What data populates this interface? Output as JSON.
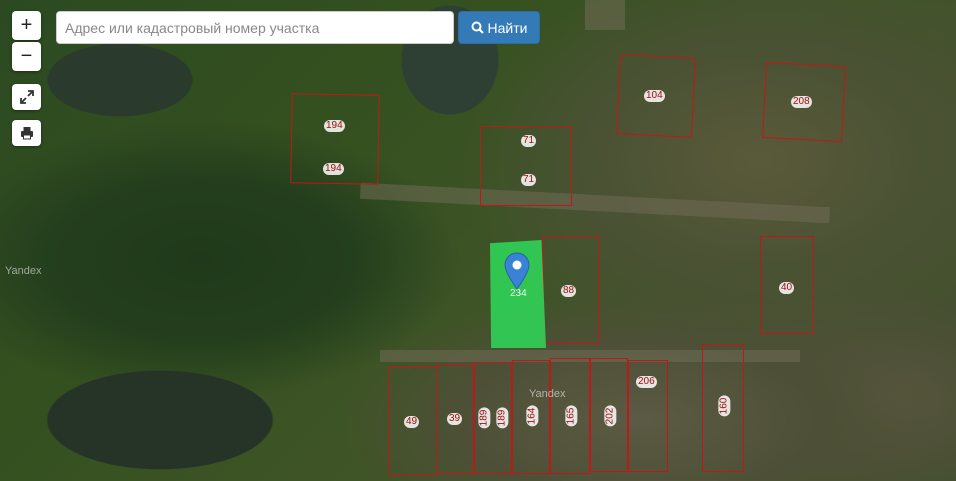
{
  "search": {
    "placeholder": "Адрес или кадастровый номер участка",
    "value": "",
    "button_label": "Найти",
    "button_icon": "search-icon"
  },
  "controls": {
    "zoom_in": "+",
    "zoom_out": "−",
    "fullscreen_icon": "expand-icon",
    "print_icon": "print-icon"
  },
  "map": {
    "watermark": "Yandex",
    "selected_parcel_label": "234",
    "parcel_color": "#c01818",
    "highlight_color": "#2fd95a",
    "marker_color": "#3a82d6",
    "parcels": [
      "194",
      "194",
      "71",
      "71",
      "104",
      "208",
      "88",
      "40",
      "49",
      "39",
      "189",
      "189",
      "164",
      "165",
      "202",
      "206",
      "160"
    ]
  }
}
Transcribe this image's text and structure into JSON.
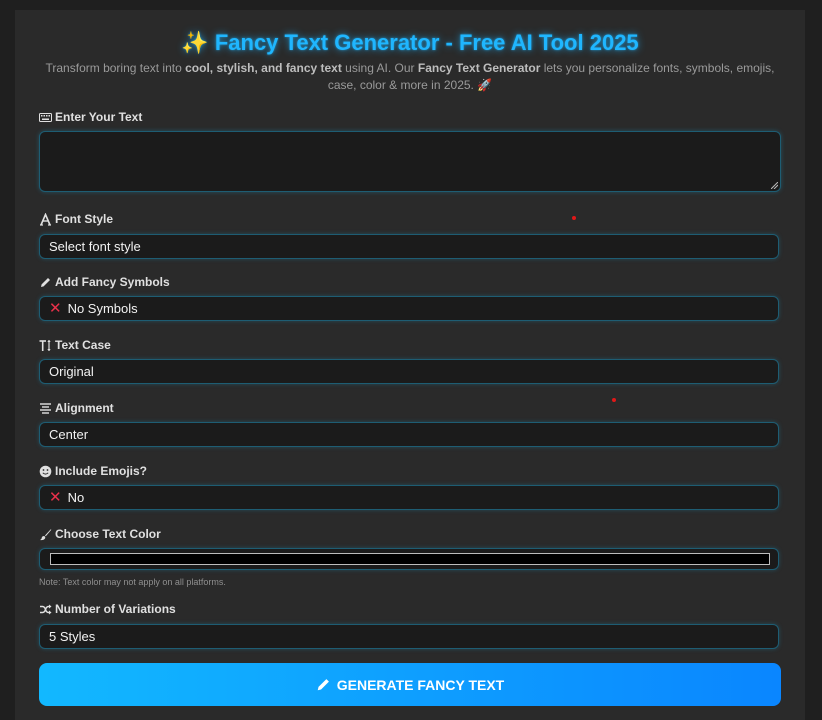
{
  "header": {
    "title_icon": "sparkles-icon",
    "title": "✨ Fancy Text Generator - Free AI Tool 2025",
    "subtitle_1": "Transform boring text into ",
    "subtitle_bold_1": "cool, stylish, and fancy text",
    "subtitle_2": " using AI. Our ",
    "subtitle_bold_2": "Fancy Text Generator",
    "subtitle_3": " lets you personalize fonts, symbols, emojis, case, color & more in 2025. 🚀"
  },
  "form": {
    "text": {
      "label": "Enter Your Text",
      "value": ""
    },
    "font_style": {
      "label": "Font Style",
      "value": "Select font style"
    },
    "symbols": {
      "label": "Add Fancy Symbols",
      "value": "No Symbols",
      "prefix_icon": "x-mark-icon"
    },
    "text_case": {
      "label": "Text Case",
      "value": "Original"
    },
    "alignment": {
      "label": "Alignment",
      "value": "Center"
    },
    "emojis": {
      "label": "Include Emojis?",
      "value": "No",
      "prefix_icon": "x-mark-icon"
    },
    "text_color": {
      "label": "Choose Text Color",
      "value": "#000000",
      "note": "Note: Text color may not apply on all platforms."
    },
    "variations": {
      "label": "Number of Variations",
      "value": "5 Styles"
    }
  },
  "generate_button": {
    "label": "GENERATE FANCY TEXT",
    "icon": "pencil-icon"
  },
  "colors": {
    "accent": "#1fb6ff",
    "button_start": "#12b8ff",
    "button_end": "#0a86ff",
    "field_border": "#1e5d73",
    "x_mark": "#e8314a"
  }
}
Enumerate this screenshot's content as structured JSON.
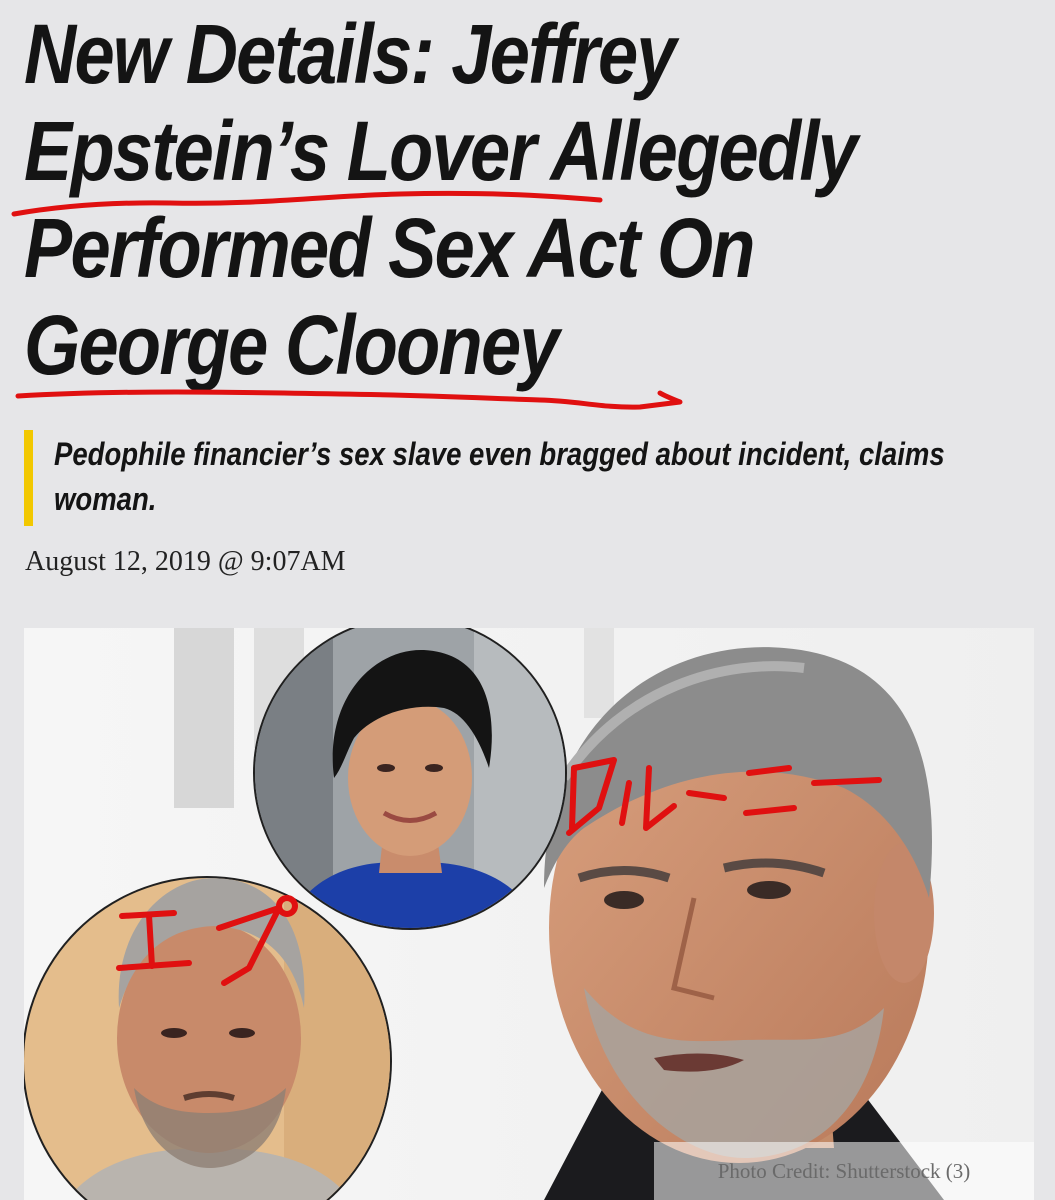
{
  "headline": {
    "line1": "New Details: Jeffrey",
    "line2": "Epstein’s Lover Allegedly",
    "line3": "Performed Sex Act On",
    "line4": "George Clooney"
  },
  "subheadline": "Pedophile financier’s sex slave even bragged about incident, claims woman.",
  "byline": "August 12, 2019 @ 9:07AM",
  "photo": {
    "credit": "Photo Credit: Shutterstock (3)",
    "annotation_right": "クルーニー",
    "annotation_left": "エプ"
  },
  "colors": {
    "background": "#e6e6e8",
    "headline": "#141414",
    "accent_bar": "#f2c800",
    "handwriting": "#e01010"
  },
  "icons": {
    "dek_accent": "vertical-bar"
  }
}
:::
* _PROMPT_
Skip the pictures and transcribe the rest of the records exactly.

* _RESPONSE TO THIS TASK_
What data populates this interface? Output as JSON.
{
  "search": {
    "placeholder": "Адрес или кадастровый номер участка",
    "value": "",
    "button_label": "Найти",
    "button_icon": "search-icon"
  },
  "controls": {
    "zoom_in": "+",
    "zoom_out": "−",
    "fullscreen_icon": "expand-icon",
    "print_icon": "print-icon"
  },
  "map": {
    "watermark": "Yandex",
    "selected_parcel_label": "234",
    "parcel_color": "#c01818",
    "highlight_color": "#2fd95a",
    "marker_color": "#3a82d6",
    "parcels": [
      "194",
      "194",
      "71",
      "71",
      "104",
      "208",
      "88",
      "40",
      "49",
      "39",
      "189",
      "189",
      "164",
      "165",
      "202",
      "206",
      "160"
    ]
  }
}
Transcribe this image's text and structure into JSON.
{
  "header": {
    "title_icon": "sparkles-icon",
    "title": "✨ Fancy Text Generator - Free AI Tool 2025",
    "subtitle_1": "Transform boring text into ",
    "subtitle_bold_1": "cool, stylish, and fancy text",
    "subtitle_2": " using AI. Our ",
    "subtitle_bold_2": "Fancy Text Generator",
    "subtitle_3": " lets you personalize fonts, symbols, emojis, case, color & more in 2025. 🚀"
  },
  "form": {
    "text": {
      "label": "Enter Your Text",
      "value": ""
    },
    "font_style": {
      "label": "Font Style",
      "value": "Select font style"
    },
    "symbols": {
      "label": "Add Fancy Symbols",
      "value": "No Symbols",
      "prefix_icon": "x-mark-icon"
    },
    "text_case": {
      "label": "Text Case",
      "value": "Original"
    },
    "alignment": {
      "label": "Alignment",
      "value": "Center"
    },
    "emojis": {
      "label": "Include Emojis?",
      "value": "No",
      "prefix_icon": "x-mark-icon"
    },
    "text_color": {
      "label": "Choose Text Color",
      "value": "#000000",
      "note": "Note: Text color may not apply on all platforms."
    },
    "variations": {
      "label": "Number of Variations",
      "value": "5 Styles"
    }
  },
  "generate_button": {
    "label": "GENERATE FANCY TEXT",
    "icon": "pencil-icon"
  },
  "colors": {
    "accent": "#1fb6ff",
    "button_start": "#12b8ff",
    "button_end": "#0a86ff",
    "field_border": "#1e5d73",
    "x_mark": "#e8314a"
  }
}
Enumerate this screenshot's content as structured JSON.
{
  "headline": {
    "line1": "New Details: Jeffrey",
    "line2": "Epstein’s Lover Allegedly",
    "line3": "Performed Sex Act On",
    "line4": "George Clooney"
  },
  "subheadline": "Pedophile financier’s sex slave even bragged about incident, claims woman.",
  "byline": "August 12, 2019 @ 9:07AM",
  "photo": {
    "credit": "Photo Credit: Shutterstock (3)",
    "annotation_right": "クルーニー",
    "annotation_left": "エプ"
  },
  "colors": {
    "background": "#e6e6e8",
    "headline": "#141414",
    "accent_bar": "#f2c800",
    "handwriting": "#e01010"
  },
  "icons": {
    "dek_accent": "vertical-bar"
  }
}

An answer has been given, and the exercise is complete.